Requirement – Leave out any picture and return the remaining listing below exactly as given.

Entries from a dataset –
## BEGIN
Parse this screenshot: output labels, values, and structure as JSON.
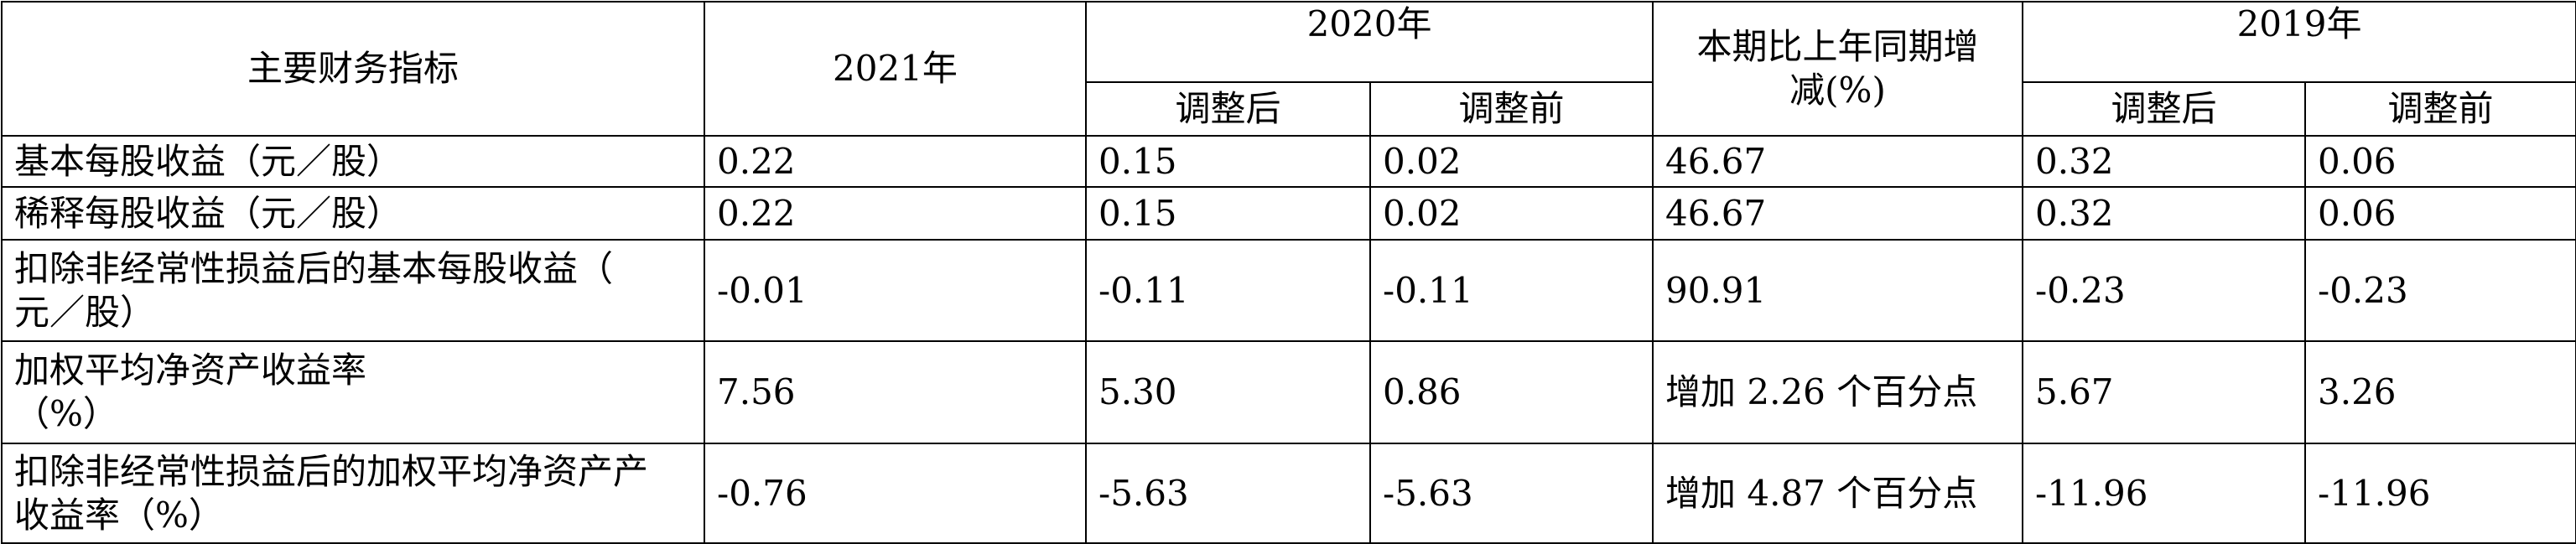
{
  "header": {
    "row1": [
      "主要财务指标",
      "2021年",
      "2020年",
      "本期比上年同期增\n减(%)",
      "2019年"
    ],
    "row2": [
      "调整后",
      "调整前",
      "调整后",
      "调整前"
    ]
  },
  "table": {
    "rows": [
      [
        "基本每股收益（元／股）",
        "0.22",
        "0.15",
        "0.02",
        "46.67",
        "0.32",
        "0.06"
      ],
      [
        "稀释每股收益（元／股）",
        "0.22",
        "0.15",
        "0.02",
        "46.67",
        "0.32",
        "0.06"
      ],
      [
        "扣除非经常性损益后的基本每股收益（\n元／股）",
        "-0.01",
        "-0.11",
        "-0.11",
        "90.91",
        "-0.23",
        "-0.23"
      ],
      [
        "加权平均净资产收益率\n（%）",
        "7.56",
        "5.30",
        "0.86",
        "增加 2.26 个百分点",
        "5.67",
        "3.26"
      ],
      [
        "扣除非经常性损益后的加权平均净资产产\n收益率（%）",
        "-0.76",
        "-5.63",
        "-5.63",
        "增加 4.87 个百分点",
        "-11.96",
        "-11.96"
      ]
    ]
  }
}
## END
Answer to the exercise –
Parse this screenshot: output labels, values, and structure as JSON.
{
  "header": {
    "row1": [
      "主要财务指标",
      "2021年",
      "2020年",
      "本期比上年同期增\n减(%)",
      "2019年"
    ],
    "row2": [
      "调整后",
      "调整前",
      "调整后",
      "调整前"
    ]
  },
  "table": {
    "rows": [
      [
        "基本每股收益（元／股）",
        "0.22",
        "0.15",
        "0.02",
        "46.67",
        "0.32",
        "0.06"
      ],
      [
        "稀释每股收益（元／股）",
        "0.22",
        "0.15",
        "0.02",
        "46.67",
        "0.32",
        "0.06"
      ],
      [
        "扣除非经常性损益后的基本每股收益（\n元／股）",
        "-0.01",
        "-0.11",
        "-0.11",
        "90.91",
        "-0.23",
        "-0.23"
      ],
      [
        "加权平均净资产收益率\n（%）",
        "7.56",
        "5.30",
        "0.86",
        "增加 2.26 个百分点",
        "5.67",
        "3.26"
      ],
      [
        "扣除非经常性损益后的加权平均净资产产\n收益率（%）",
        "-0.76",
        "-5.63",
        "-5.63",
        "增加 4.87 个百分点",
        "-11.96",
        "-11.96"
      ]
    ]
  }
}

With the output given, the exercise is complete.